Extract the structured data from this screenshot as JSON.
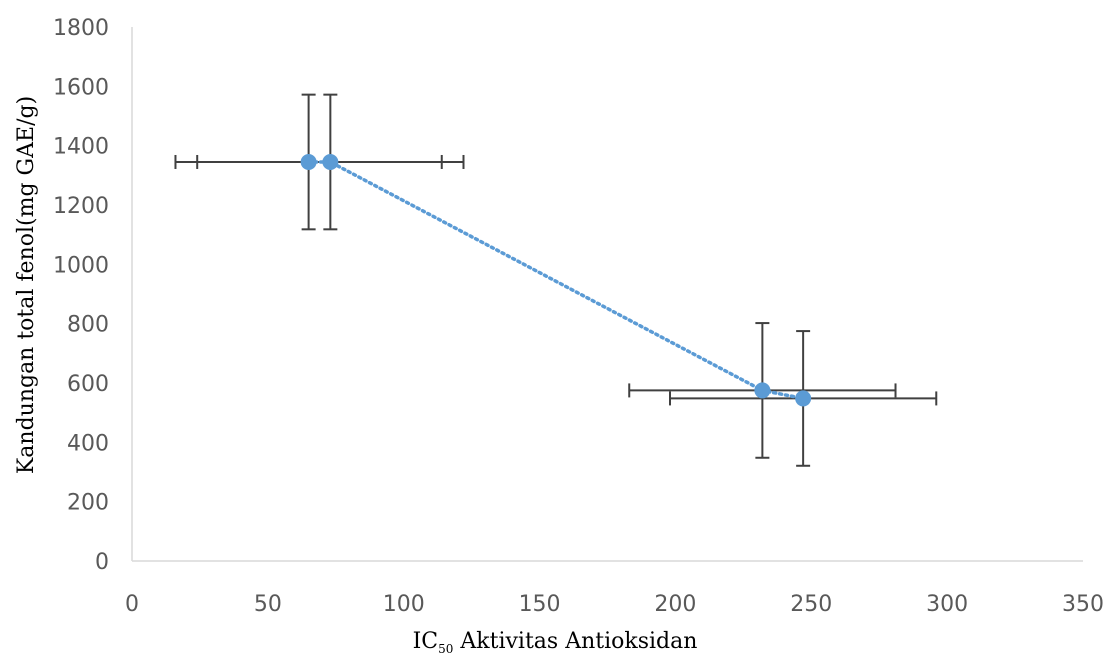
{
  "chart_data": {
    "type": "scatter",
    "title": "",
    "xlabel": "IC",
    "xlabel_subscript": "50",
    "xlabel_rest": " Aktivitas Antioksidan",
    "ylabel": "Kandungan total fenol(mg GAE/g)",
    "xlim": [
      0,
      350
    ],
    "ylim": [
      0,
      1800
    ],
    "x_ticks": [
      0,
      50,
      100,
      150,
      200,
      250,
      300,
      350
    ],
    "y_ticks": [
      0,
      200,
      400,
      600,
      800,
      1000,
      1200,
      1400,
      1600,
      1800
    ],
    "grid": false,
    "legend": "none",
    "series": [
      {
        "color": "#5b9bd5",
        "points": [
          {
            "x": 65,
            "y": 1345,
            "xerr": 49,
            "yerr": 227
          },
          {
            "x": 73,
            "y": 1345,
            "xerr": 49,
            "yerr": 227
          },
          {
            "x": 232,
            "y": 575,
            "xerr": 49,
            "yerr": 227
          },
          {
            "x": 247,
            "y": 548,
            "xerr": 49,
            "yerr": 227
          }
        ]
      }
    ],
    "trendline": {
      "style": "dotted",
      "color": "#5b9bd5"
    },
    "error_bar_color": "#404040",
    "axis_color": "#d9d9d9"
  }
}
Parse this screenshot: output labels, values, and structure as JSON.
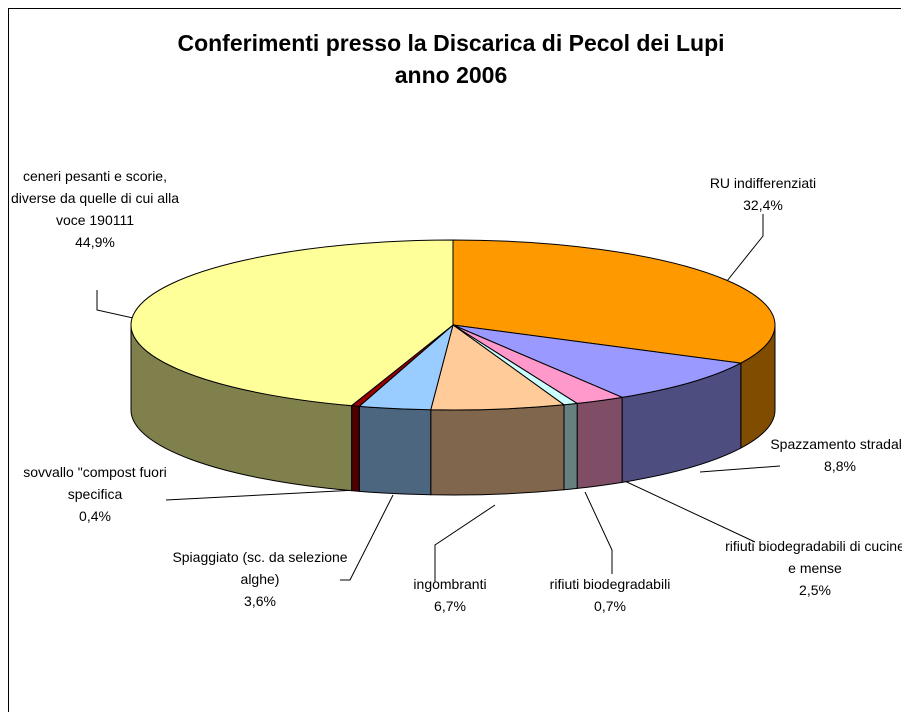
{
  "chart_data": {
    "type": "pie3d",
    "title": [
      "Conferimenti presso la Discarica di Pecol dei Lupi",
      "anno 2006"
    ],
    "categories": [
      "RU indifferenziati",
      "Spazzamento stradale",
      "rifiuti biodegradabili di cucine e mense",
      "rifiuti biodegradabili",
      "ingombranti",
      "Spiaggiato (sc. da selezione alghe)",
      "sovvallo \"compost fuori specifica",
      "ceneri pesanti e scorie, diverse da quelle di cui alla voce 190111"
    ],
    "values": [
      32.4,
      8.8,
      2.5,
      0.7,
      6.7,
      3.6,
      0.4,
      44.9
    ],
    "value_labels": [
      "32,4%",
      "8,8%",
      "2,5%",
      "0,7%",
      "6,7%",
      "3,6%",
      "0,4%",
      "44,9%"
    ],
    "colors": [
      "#FF9900",
      "#9999FF",
      "#FF99CC",
      "#CCFFFF",
      "#FFCC99",
      "#99CCFF",
      "#990000",
      "#FFFF99"
    ]
  }
}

····················

### WORK TO DO
Filter out every line that lacks the word "JSON", and copy the rest.

### EXPECTED ANSWER
Extract the structured data from this screenshot as JSON.
Parse this screenshot: output labels, values, and structure as JSON.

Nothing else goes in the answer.